Quote the listing below in full and exactly as written, but omit every picture.

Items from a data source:
»»
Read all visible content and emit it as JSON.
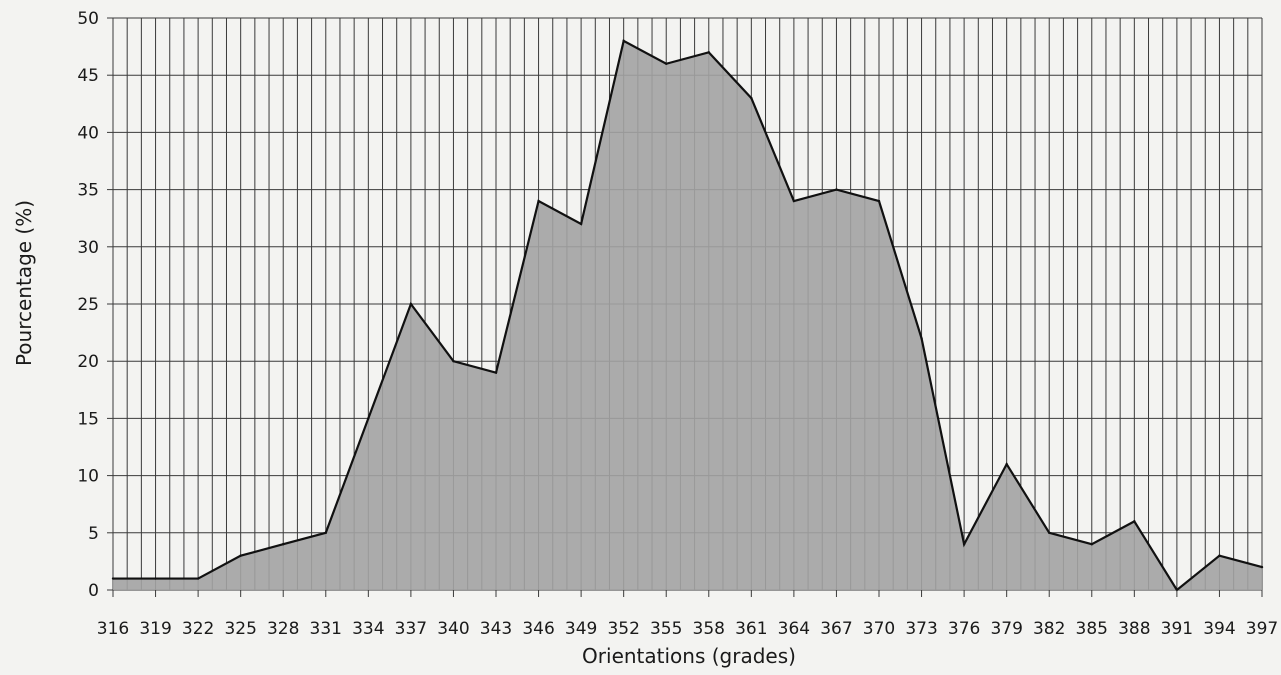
{
  "chart_data": {
    "type": "area",
    "title": "",
    "xlabel": "Orientations (grades)",
    "ylabel": "Pourcentage (%)",
    "ylim": [
      0,
      50
    ],
    "yticks": [
      0,
      5,
      10,
      15,
      20,
      25,
      30,
      35,
      40,
      45,
      50
    ],
    "xticks": [
      316,
      319,
      322,
      325,
      328,
      331,
      334,
      337,
      340,
      343,
      346,
      349,
      352,
      355,
      358,
      361,
      364,
      367,
      370,
      373,
      376,
      379,
      382,
      385,
      388,
      391,
      394,
      397
    ],
    "grid": true,
    "x": [
      316,
      319,
      322,
      325,
      328,
      331,
      334,
      337,
      340,
      343,
      346,
      349,
      352,
      355,
      358,
      361,
      364,
      367,
      370,
      373,
      376,
      379,
      382,
      385,
      388,
      391,
      394,
      397
    ],
    "series": [
      {
        "values": [
          1,
          1,
          1,
          3,
          4,
          5,
          15,
          25,
          20,
          19,
          34,
          32,
          48,
          46,
          47,
          43,
          34,
          35,
          34,
          22,
          4,
          11,
          5,
          4,
          6,
          0,
          3,
          2
        ]
      }
    ],
    "fill_color": "#a3a3a3",
    "line_color": "#111111",
    "grid_color": "#3a3a3a"
  }
}
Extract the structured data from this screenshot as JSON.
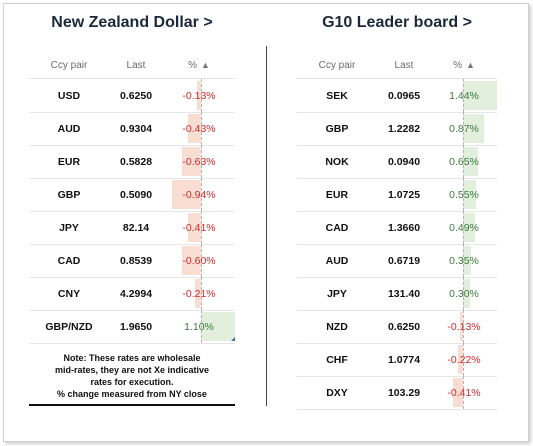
««
Answer to this task:
Read all visible content and emit it as JSON.
{
  "chart_data": {
    "type": "area",
    "title": "",
    "xlabel": "Orientations (grades)",
    "ylabel": "Pourcentage (%)",
    "ylim": [
      0,
      50
    ],
    "yticks": [
      0,
      5,
      10,
      15,
      20,
      25,
      30,
      35,
      40,
      45,
      50
    ],
    "xticks": [
      316,
      319,
      322,
      325,
      328,
      331,
      334,
      337,
      340,
      343,
      346,
      349,
      352,
      355,
      358,
      361,
      364,
      367,
      370,
      373,
      376,
      379,
      382,
      385,
      388,
      391,
      394,
      397
    ],
    "grid": true,
    "x": [
      316,
      319,
      322,
      325,
      328,
      331,
      334,
      337,
      340,
      343,
      346,
      349,
      352,
      355,
      358,
      361,
      364,
      367,
      370,
      373,
      376,
      379,
      382,
      385,
      388,
      391,
      394,
      397
    ],
    "series": [
      {
        "values": [
          1,
          1,
          1,
          3,
          4,
          5,
          15,
          25,
          20,
          19,
          34,
          32,
          48,
          46,
          47,
          43,
          34,
          35,
          34,
          22,
          4,
          11,
          5,
          4,
          6,
          0,
          3,
          2
        ]
      }
    ],
    "fill_color": "#a3a3a3",
    "line_color": "#111111",
    "grid_color": "#3a3a3a"
  }
}
Extract the structured data from this screenshot as JSON.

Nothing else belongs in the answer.